-- BEGIN Recorded information --

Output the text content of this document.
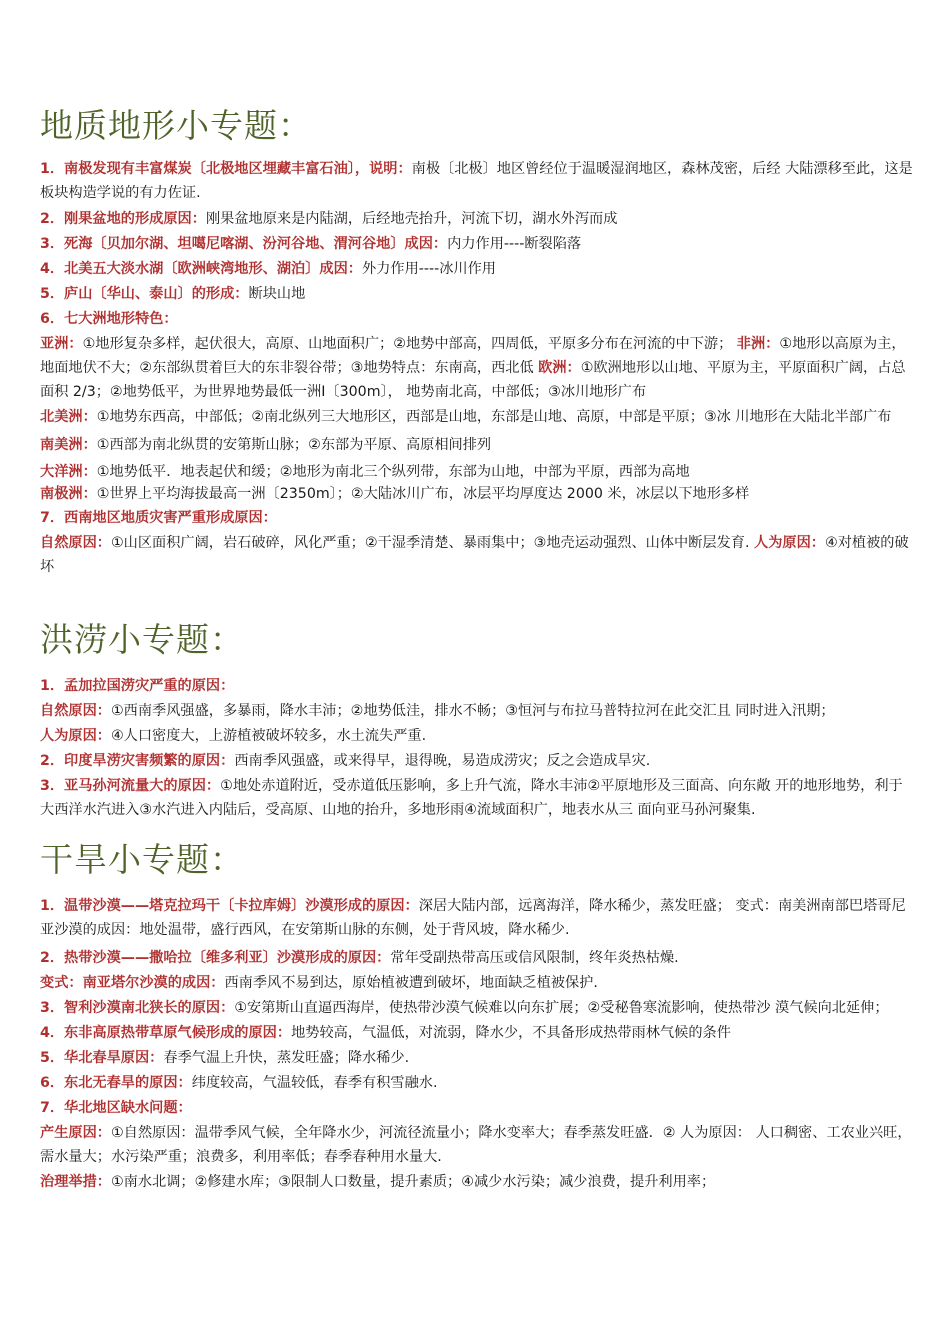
地质地形小专题：

1．南极发现有丰富煤炭〔北极地区埋藏丰富石油〕，说明：南极〔北极〕地区曾经位于温暖湿润地区，森林茂密，后经 大陆漂移至此，这是板块构造学说的有力佐证.

2．刚果盆地的形成原因：刚果盆地原来是内陆湖，后经地壳抬升，河流下切，湖水外泻而成

3．死海〔贝加尔湖、坦噶尼喀湖、汾河谷地、渭河谷地〕成因：内力作用----断裂陷落

4．北美五大淡水湖〔欧洲峡湾地形、湖泊〕成因：外力作用----冰川作用

5．庐山〔华山、泰山〕的形成：断块山地

6．七大洲地形特色：

亚洲：①地形复杂多样，起伏很大，高原、山地面积广；②地势中部高，四周低，平原多分布在河流的中下游； 非洲：①地形以高原为主，地面地伏不大；②东部纵贯着巨大的东非裂谷带；③地势特点：东南高，西北低 欧洲：①欧洲地形以山地、平原为主，平原面积广阔，占总面积 2/3；②地势低平，为世界地势最低一洲Ⅰ〔300m〕， 地势南北高，中部低；③冰川地形广布

北美洲：①地势东西高，中部低；②南北纵列三大地形区，西部是山地，东部是山地、高原，中部是平原；③冰 川地形在大陆北半部广布

南美洲：①西部为南北纵贯的安第斯山脉；②东部为平原、高原相间排列

大洋洲：①地势低平．地表起伏和缓；②地形为南北三个纵列带，东部为山地，中部为平原，西部为高地

南极洲：①世界上平均海拔最高一洲〔2350m〕；②大陆冰川广布，冰层平均厚度达 2000 米，冰层以下地形多样

7．西南地区地质灾害严重形成原因：

自然原因：①山区面积广阔，岩石破碎，风化严重；②干湿季清楚、暴雨集中；③地壳运动强烈、山体中断层发育. 人为原因：④对植被的破坏

洪涝小专题：

1．孟加拉国涝灾严重的原因：

自然原因：①西南季风强盛，多暴雨，降水丰沛；②地势低洼，排水不畅；③恒河与布拉马普特拉河在此交汇且 同时进入汛期；

人为原因：④人口密度大，上游植被破坏较多，水土流失严重.

2．印度旱涝灾害频繁的原因：西南季风强盛，或来得早，退得晚，易造成涝灾；反之会造成旱灾.

3．亚马孙河流量大的原因：①地处赤道附近，受赤道低压影响，多上升气流，降水丰沛②平原地形及三面高、向东敞 开的地形地势，利于大西洋水汽进入③水汽进入内陆后，受高原、山地的抬升，多地形雨④流域面积广，地表水从三 面向亚马孙河聚集.

干旱小专题：

1．温带沙漠——塔克拉玛干〔卡拉库姆〕沙漠形成的原因：深居大陆内部，远离海洋，降水稀少，蒸发旺盛； 变式：南美洲南部巴塔哥尼亚沙漠的成因：地处温带，盛行西风，在安第斯山脉的东侧，处于背风坡，降水稀少.

2．热带沙漠——撒哈拉〔维多利亚〕沙漠形成的原因：常年受副热带高压或信风限制，终年炎热枯燥.

变式：南亚塔尔沙漠的成因：西南季风不易到达，原始植被遭到破坏，地面缺乏植被保护.

3．智利沙漠南北狭长的原因：①安第斯山直逼西海岸，使热带沙漠气候难以向东扩展；②受秘鲁寒流影响，使热带沙 漠气候向北延伸；

4．东非高原热带草原气候形成的原因：地势较高，气温低，对流弱，降水少，不具备形成热带雨林气候的条件

5．华北春旱原因：春季气温上升快，蒸发旺盛；降水稀少.

6．东北无春旱的原因：纬度较高，气温较低，春季有积雪融水.

7．华北地区缺水问题：

产生原因：①自然原因：温带季风气候，全年降水少，河流径流量小；降水变率大；春季蒸发旺盛．② 人为原因： 人口稠密、工农业兴旺，需水量大；水污染严重；浪费多，利用率低；春季春种用水量大.

治理举措：①南水北调；②修建水库；③限制人口数量，提升素质；④减少水污染；减少浪费，提升利用率；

-- END Recorded information --

§ What to work on: Filter the data for the string "降水稀少" and copy every line that has it.

§ Reply:
1．温带沙漠——塔克拉玛干〔卡拉库姆〕沙漠形成的原因：深居大陆内部，远离海洋，降水稀少，蒸发旺盛； 变式：南美洲南部巴塔哥尼亚沙漠的成因：地处温带，盛行西风，在安第斯山脉的东侧，处于背风坡，降水稀少.
5．华北春旱原因：春季气温上升快，蒸发旺盛；降水稀少.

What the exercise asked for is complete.